*Texte choisi*
<<<<
Comprendre les trajectoires de socialisation organisationnelle des jeunes en décrochage scolaire : le cas des Compagnons du Devoir et du Tour de France

TASSIGNY L. 1

1 Université Paris Dauphine - PSL, Paris, France

Les Compagnons du Devoir, organisme de formation professionnelle, ont pour mission de « former des hommes et des femmes de métier et des Hommes tout court ». Cet objectif reflète une certaine forme d’entrelacement entre la sphère du travail et celle de l’existence, de la construction individuelle. 
Face aux enjeux de recrutement dans les métiers en tension et à leur mission d'« accueil de tous les jeunes qui le désirent», les Compagnons ont souhaité s’orienter vers un public jusqu’alors mal connu, les jeunes en décrochage scolaire. Lauréats d’un appel à projet dans le cadre du Plan d’Investissement dans les Compétences, ils ont mis en œuvre le « 100% inclusion », un programme personnalisé de préparation à l’apprentissage sur une durée de 6 mois destiné aux jeunes de 16 à 21 ans « très éloignés de l’emploi ». Cette initiative soulève l’enjeu central de l’intégration d’un public spécifique dans l’emploi et la formation. 
 
Notre travail s’oriente autour de la question suivante : comment la socialisation primaire influence t’elle la socialisation organisationnelle des jeunes en décrochage scolaire ?
>>>>
*Données du corpus*
<<<<
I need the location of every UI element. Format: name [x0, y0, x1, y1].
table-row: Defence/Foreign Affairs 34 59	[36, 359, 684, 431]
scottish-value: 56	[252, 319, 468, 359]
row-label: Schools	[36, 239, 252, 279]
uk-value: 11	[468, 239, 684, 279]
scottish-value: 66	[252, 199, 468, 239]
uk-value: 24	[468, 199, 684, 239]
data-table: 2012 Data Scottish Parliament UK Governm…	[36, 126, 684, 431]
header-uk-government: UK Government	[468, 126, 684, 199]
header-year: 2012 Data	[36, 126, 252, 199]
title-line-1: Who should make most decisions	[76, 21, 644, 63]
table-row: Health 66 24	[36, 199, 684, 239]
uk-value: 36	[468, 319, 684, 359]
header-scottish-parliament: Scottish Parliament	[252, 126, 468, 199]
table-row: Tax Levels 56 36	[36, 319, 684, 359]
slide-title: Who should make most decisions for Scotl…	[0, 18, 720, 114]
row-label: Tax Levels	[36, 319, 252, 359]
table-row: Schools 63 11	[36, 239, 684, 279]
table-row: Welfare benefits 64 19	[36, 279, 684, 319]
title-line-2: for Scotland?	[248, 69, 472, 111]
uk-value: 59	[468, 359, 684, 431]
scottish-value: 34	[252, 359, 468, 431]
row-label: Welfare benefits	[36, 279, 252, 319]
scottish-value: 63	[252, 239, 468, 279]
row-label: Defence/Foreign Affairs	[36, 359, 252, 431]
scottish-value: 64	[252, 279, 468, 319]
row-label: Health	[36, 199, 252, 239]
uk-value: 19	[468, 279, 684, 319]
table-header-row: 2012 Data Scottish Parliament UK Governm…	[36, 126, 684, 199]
>>>>
*Exercices proposés*
(1) D'après le texte sur les Compagnons du Devoir, quelle est la durée du programme « 100% inclusion » ?
(2) Recopiez fidèlement le passage du texte sur les Compagnons du Devoir qui commence par « Notre travail s’oriente » et se poursuit jusqu'à « en décrochage scolaire ? ».
(3) Indiquez si chacune des affirmations suivantes concorde avec le texte sur les Compagnons du Devoir. Justifiez chaque réponse par une citation exacte.
(a) Le programme « 100% inclusion » s'adresse aux jeunes de 16 à 21 ans.
(b) Les jeunes en décrochage scolaire constituaient déjà un public bien connu des Compagnons.
(c) Les Compagnons ont remporté un appel à projet dans le cadre du Plan d'Investissement dans les Compétences.

*Corrigés*
(1) Le programme dure 6 mois.

(2)
Notre travail s’oriente autour de la question suivante : comment la socialisation primaire influence t’elle la socialisation organisationnelle des jeunes en décrochage scolaire ?

(3)
(a) Oui : « destiné aux jeunes de 16 à 21 ans ».
(b) Non : « un public jusqu’alors mal connu ».
(c) Oui : « Lauréats d’un appel à projet dans le cadre du Plan d’Investissement dans les Compétences ».